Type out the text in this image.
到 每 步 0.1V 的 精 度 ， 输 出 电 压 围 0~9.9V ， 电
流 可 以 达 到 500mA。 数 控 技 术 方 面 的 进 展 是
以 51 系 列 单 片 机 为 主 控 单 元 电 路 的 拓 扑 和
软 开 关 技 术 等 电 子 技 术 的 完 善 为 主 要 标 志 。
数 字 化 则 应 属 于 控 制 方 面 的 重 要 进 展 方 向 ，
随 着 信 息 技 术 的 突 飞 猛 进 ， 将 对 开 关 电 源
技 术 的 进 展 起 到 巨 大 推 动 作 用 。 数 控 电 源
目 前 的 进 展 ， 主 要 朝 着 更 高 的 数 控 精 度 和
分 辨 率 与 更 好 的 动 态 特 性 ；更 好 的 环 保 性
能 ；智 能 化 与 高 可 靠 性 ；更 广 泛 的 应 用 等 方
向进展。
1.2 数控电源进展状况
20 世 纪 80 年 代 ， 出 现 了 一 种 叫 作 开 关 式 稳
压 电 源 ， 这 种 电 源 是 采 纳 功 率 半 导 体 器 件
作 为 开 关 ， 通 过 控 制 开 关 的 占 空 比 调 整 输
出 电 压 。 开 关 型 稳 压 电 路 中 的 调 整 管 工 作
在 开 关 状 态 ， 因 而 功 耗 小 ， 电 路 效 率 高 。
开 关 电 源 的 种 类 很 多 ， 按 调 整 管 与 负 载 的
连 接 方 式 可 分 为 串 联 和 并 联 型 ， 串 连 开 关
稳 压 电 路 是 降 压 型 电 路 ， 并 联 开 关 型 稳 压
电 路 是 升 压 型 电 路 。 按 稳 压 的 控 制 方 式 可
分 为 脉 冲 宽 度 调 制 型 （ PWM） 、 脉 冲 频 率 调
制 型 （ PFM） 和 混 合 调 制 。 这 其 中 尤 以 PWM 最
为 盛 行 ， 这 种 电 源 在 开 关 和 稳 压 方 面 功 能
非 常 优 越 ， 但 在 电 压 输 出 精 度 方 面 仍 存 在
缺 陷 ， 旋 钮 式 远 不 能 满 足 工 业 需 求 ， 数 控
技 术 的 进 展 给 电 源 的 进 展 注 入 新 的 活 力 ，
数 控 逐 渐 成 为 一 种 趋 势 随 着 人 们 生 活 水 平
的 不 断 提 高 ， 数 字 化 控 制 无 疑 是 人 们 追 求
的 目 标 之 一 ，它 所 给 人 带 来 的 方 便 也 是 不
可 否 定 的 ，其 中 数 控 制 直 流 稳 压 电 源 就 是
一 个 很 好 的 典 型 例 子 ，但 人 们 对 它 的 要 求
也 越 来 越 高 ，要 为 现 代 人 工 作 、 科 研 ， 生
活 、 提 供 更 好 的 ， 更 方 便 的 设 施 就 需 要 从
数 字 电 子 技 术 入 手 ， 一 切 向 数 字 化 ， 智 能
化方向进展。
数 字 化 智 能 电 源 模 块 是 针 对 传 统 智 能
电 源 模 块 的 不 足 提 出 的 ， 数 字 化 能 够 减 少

========================================

● **Written exercise**: Your task is to retype all the records above with nothing left out.

● **Response to this exercise**:
Type out the text in this image.
到 每 步 0.1V 的 精 度 ， 输 出 电 压 围 0~9.9V ， 电
流 可 以 达 到 500mA。 数 控 技 术 方 面 的 进 展 是
以 51 系 列 单 片 机 为 主 控 单 元 电 路 的 拓 扑 和
软 开 关 技 术 等 电 子 技 术 的 完 善 为 主 要 标 志 。
数 字 化 则 应 属 于 控 制 方 面 的 重 要 进 展 方 向 ，
随 着 信 息 技 术 的 突 飞 猛 进 ， 将 对 开 关 电 源
技 术 的 进 展 起 到 巨 大 推 动 作 用 。 数 控 电 源
目 前 的 进 展 ， 主 要 朝 着 更 高 的 数 控 精 度 和
分 辨 率 与 更 好 的 动 态 特 性 ；更 好 的 环 保 性
能 ；智 能 化 与 高 可 靠 性 ；更 广 泛 的 应 用 等 方
向进展。
1.2 数控电源进展状况
20 世 纪 80 年 代 ， 出 现 了 一 种 叫 作 开 关 式 稳
压 电 源 ， 这 种 电 源 是 采 纳 功 率 半 导 体 器 件
作 为 开 关 ， 通 过 控 制 开 关 的 占 空 比 调 整 输
出 电 压 。 开 关 型 稳 压 电 路 中 的 调 整 管 工 作
在 开 关 状 态 ， 因 而 功 耗 小 ， 电 路 效 率 高 。
开 关 电 源 的 种 类 很 多 ， 按 调 整 管 与 负 载 的
连 接 方 式 可 分 为 串 联 和 并 联 型 ， 串 连 开 关
稳 压 电 路 是 降 压 型 电 路 ， 并 联 开 关 型 稳 压
电 路 是 升 压 型 电 路 。 按 稳 压 的 控 制 方 式 可
分 为 脉 冲 宽 度 调 制 型 （ PWM） 、 脉 冲 频 率 调
制 型 （ PFM） 和 混 合 调 制 。 这 其 中 尤 以 PWM 最
为 盛 行 ， 这 种 电 源 在 开 关 和 稳 压 方 面 功 能
非 常 优 越 ， 但 在 电 压 输 出 精 度 方 面 仍 存 在
缺 陷 ， 旋 钮 式 远 不 能 满 足 工 业 需 求 ， 数 控
技 术 的 进 展 给 电 源 的 进 展 注 入 新 的 活 力 ，
数 控 逐 渐 成 为 一 种 趋 势 随 着 人 们 生 活 水 平
的 不 断 提 高 ， 数 字 化 控 制 无 疑 是 人 们 追 求
的 目 标 之 一 ，它 所 给 人 带 来 的 方 便 也 是 不
可 否 定 的 ，其 中 数 控 制 直 流 稳 压 电 源 就 是
一 个 很 好 的 典 型 例 子 ，但 人 们 对 它 的 要 求
也 越 来 越 高 ，要 为 现 代 人 工 作 、 科 研 ， 生
活 、 提 供 更 好 的 ， 更 方 便 的 设 施 就 需 要 从
数 字 电 子 技 术 入 手 ， 一 切 向 数 字 化 ， 智 能
化方向进展。
数 字 化 智 能 电 源 模 块 是 针 对 传 统 智 能
电 源 模 块 的 不 足 提 出 的 ， 数 字 化 能 够 减 少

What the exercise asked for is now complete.